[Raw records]

◇ ◇ ◇

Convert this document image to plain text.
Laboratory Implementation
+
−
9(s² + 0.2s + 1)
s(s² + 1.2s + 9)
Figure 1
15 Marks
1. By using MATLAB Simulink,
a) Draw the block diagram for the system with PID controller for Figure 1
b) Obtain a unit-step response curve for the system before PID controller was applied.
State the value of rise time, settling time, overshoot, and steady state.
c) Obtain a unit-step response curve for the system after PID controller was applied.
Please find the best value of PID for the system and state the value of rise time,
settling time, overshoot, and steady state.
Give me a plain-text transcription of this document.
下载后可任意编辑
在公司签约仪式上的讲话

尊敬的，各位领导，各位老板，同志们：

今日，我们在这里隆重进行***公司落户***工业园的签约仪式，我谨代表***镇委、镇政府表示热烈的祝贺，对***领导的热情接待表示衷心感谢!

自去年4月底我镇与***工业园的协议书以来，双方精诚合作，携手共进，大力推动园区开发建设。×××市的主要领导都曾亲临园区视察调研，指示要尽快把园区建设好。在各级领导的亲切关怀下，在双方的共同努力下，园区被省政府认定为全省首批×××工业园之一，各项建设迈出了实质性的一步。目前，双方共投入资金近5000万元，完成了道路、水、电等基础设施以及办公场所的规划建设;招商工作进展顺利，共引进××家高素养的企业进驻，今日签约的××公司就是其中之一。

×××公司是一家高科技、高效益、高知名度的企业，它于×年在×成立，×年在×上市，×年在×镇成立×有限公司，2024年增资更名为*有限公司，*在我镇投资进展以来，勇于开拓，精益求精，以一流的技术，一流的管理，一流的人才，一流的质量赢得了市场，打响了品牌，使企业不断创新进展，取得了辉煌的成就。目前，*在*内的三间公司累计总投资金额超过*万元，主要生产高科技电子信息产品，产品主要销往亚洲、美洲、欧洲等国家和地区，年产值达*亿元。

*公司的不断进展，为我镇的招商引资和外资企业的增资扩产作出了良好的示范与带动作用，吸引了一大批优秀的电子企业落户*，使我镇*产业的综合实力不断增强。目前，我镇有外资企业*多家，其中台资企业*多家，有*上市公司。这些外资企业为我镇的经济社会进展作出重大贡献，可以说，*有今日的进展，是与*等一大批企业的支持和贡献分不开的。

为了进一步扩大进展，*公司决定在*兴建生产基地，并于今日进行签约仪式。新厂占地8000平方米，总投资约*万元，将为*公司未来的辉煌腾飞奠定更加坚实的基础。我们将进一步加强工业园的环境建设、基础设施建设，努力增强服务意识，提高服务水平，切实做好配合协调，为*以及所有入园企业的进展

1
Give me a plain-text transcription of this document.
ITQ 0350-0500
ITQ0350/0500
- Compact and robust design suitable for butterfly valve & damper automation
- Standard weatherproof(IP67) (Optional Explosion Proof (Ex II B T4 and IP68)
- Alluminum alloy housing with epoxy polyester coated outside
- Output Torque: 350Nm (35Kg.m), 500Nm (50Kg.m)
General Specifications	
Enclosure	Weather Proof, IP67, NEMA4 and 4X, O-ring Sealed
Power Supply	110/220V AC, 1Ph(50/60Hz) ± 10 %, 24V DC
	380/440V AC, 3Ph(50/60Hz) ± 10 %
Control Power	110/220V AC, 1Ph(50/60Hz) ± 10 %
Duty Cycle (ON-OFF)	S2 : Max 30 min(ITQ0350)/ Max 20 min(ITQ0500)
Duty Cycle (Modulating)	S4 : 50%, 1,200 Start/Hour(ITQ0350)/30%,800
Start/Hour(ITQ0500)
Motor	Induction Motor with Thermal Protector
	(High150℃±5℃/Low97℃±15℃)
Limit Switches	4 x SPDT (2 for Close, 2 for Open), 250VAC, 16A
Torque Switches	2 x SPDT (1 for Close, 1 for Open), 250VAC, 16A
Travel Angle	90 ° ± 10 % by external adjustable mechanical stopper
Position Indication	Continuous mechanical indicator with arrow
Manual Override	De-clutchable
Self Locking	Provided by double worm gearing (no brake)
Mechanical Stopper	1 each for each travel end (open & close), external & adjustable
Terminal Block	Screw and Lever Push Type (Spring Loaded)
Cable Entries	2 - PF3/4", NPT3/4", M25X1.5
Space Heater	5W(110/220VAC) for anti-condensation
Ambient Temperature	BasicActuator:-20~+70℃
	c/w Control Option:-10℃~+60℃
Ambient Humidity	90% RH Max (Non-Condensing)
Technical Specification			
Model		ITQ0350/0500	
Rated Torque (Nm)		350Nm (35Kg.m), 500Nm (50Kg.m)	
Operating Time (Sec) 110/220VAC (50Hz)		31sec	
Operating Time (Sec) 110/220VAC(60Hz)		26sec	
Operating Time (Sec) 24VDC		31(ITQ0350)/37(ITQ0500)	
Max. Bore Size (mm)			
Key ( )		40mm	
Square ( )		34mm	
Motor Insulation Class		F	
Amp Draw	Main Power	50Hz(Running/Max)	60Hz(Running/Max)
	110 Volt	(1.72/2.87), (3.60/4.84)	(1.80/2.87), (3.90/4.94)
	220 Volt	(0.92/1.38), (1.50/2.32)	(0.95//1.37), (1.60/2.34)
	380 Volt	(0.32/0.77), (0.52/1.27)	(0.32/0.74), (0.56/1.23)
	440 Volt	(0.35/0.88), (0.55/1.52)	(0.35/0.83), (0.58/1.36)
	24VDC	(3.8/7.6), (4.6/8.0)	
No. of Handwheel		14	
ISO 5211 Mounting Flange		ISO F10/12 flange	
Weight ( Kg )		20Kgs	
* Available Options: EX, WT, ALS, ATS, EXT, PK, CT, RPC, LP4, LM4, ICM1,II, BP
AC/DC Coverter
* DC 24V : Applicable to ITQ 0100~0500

◇ ◇ ◇

Instructions for the task: Go through the listing above and pull out each line containing the word "SPDT".

Solution:
Limit Switches	4 x SPDT (2 for Close, 2 for Open), 250VAC, 16A
Torque Switches	2 x SPDT (1 for Close, 1 for Open), 250VAC, 16A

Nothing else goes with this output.